Records to process »
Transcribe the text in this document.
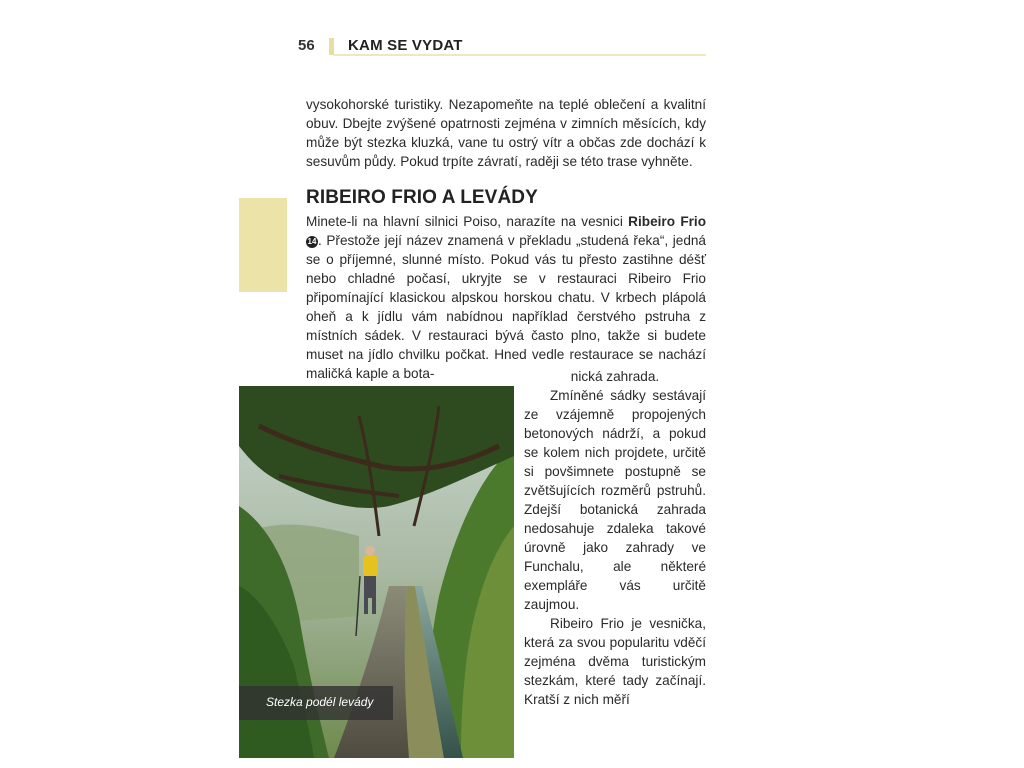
56 KAM SE VYDAT

vysokohorské turistiky. Nezapomeňte na teplé oblečení a kvalitní obuv. Dbejte zvýšené opatrnosti zejména v zimních měsících, kdy může být stezka kluzká, vane tu ostrý vítr a občas zde dochází k sesuvům půdy. Pokud trpíte závratí, raději se této trase vyhněte.

RIBEIRO FRIO A LEVÁDY

Minete-li na hlavní silnici Poiso, narazíte na vesnici Ribeiro Frio 14 . Přestože její název znamená v překladu „studená řeka“, jedná se o příjemné, slunné místo. Pokud vás tu přesto zastihne déšť nebo chladné počasí, ukryjte se v restauraci Ribeiro Frio připomínající klasickou alpskou horskou chatu. V krbech plápolá oheň a k jídlu vám nabídnou například čerstvého pstruha z místních sádek. V restauraci bývá často plno, takže si budete muset na jídlo chvilku počkat. Hned vedle restaurace se nachází maličká kaple a bota-	nická zahrada.

Zmíněné sádky sestávají ze vzájemně propojených betonových nádrží, a pokud se kolem nich projdete, určitě si povšimnete postupně se zvětšujících rozměrů pstruhů. Zdejší botanická zahrada nedosahuje zdaleka takové úrovně jako zahrady ve Funchalu, ale některé exempláře vás určitě zaujmou.

Ribeiro Frio je vesnička, která za svou popularitu vděčí zejména dvěma turistickým stezkám, které tady začínají. Kratší z nich měří

Stezka podél levády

Instruction »
Exclude all images and restate the records above word for word.

Response »
Transcribe the text in this document.
56 KAM SE VYDAT

vysokohorské turistiky. Nezapomeňte na teplé oblečení a kvalitní obuv. Dbejte zvýšené opatrnosti zejména v zimních měsících, kdy může být stezka kluzká, vane tu ostrý vítr a občas zde dochází k sesuvům půdy. Pokud trpíte závratí, raději se této trase vyhněte.

RIBEIRO FRIO A LEVÁDY

Minete-li na hlavní silnici Poiso, narazíte na vesnici Ribeiro Frio 14 . Přestože její název znamená v překladu „studená řeka“, jedná se o příjemné, slunné místo. Pokud vás tu přesto zastihne déšť nebo chladné počasí, ukryjte se v restauraci Ribeiro Frio připomínající klasickou alpskou horskou chatu. V krbech plápolá oheň a k jídlu vám nabídnou například čerstvého pstruha z místních sádek. V restauraci bývá často plno, takže si budete muset na jídlo chvilku počkat. Hned vedle restaurace se nachází maličká kaple a bota-	nická zahrada.

Zmíněné sádky sestávají ze vzájemně propojených betonových nádrží, a pokud se kolem nich projdete, určitě si povšimnete postupně se zvětšujících rozměrů pstruhů. Zdejší botanická zahrada nedosahuje zdaleka takové úrovně jako zahrady ve Funchalu, ale některé exempláře vás určitě zaujmou.

Ribeiro Frio je vesnička, která za svou popularitu vděčí zejména dvěma turistickým stezkám, které tady začínají. Kratší z nich měří

Stezka podél levády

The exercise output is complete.